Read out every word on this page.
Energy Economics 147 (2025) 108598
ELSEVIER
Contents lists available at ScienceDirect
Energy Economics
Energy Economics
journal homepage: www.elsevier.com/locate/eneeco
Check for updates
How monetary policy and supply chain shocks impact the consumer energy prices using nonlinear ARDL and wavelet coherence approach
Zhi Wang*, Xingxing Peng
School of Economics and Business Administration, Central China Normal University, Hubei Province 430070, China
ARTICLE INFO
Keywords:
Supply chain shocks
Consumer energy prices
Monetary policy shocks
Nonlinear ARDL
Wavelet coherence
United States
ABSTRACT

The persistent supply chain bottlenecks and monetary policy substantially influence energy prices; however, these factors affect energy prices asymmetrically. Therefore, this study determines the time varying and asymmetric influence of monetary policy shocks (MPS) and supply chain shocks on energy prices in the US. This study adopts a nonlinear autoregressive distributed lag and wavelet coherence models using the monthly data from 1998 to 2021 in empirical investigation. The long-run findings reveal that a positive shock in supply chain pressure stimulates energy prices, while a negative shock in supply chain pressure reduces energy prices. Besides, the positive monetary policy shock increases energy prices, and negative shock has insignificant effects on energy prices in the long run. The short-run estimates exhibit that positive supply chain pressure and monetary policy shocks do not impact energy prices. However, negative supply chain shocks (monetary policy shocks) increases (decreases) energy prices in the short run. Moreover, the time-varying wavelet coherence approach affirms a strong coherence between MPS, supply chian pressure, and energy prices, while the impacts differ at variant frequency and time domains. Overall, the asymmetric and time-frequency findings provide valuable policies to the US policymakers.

........

Locate all lines holding the word "ARDL", then copy them out.

How monetary policy and supply chain shocks impact the consumer energy prices using nonlinear ARDL and wavelet coherence approach
Nonlinear ARDL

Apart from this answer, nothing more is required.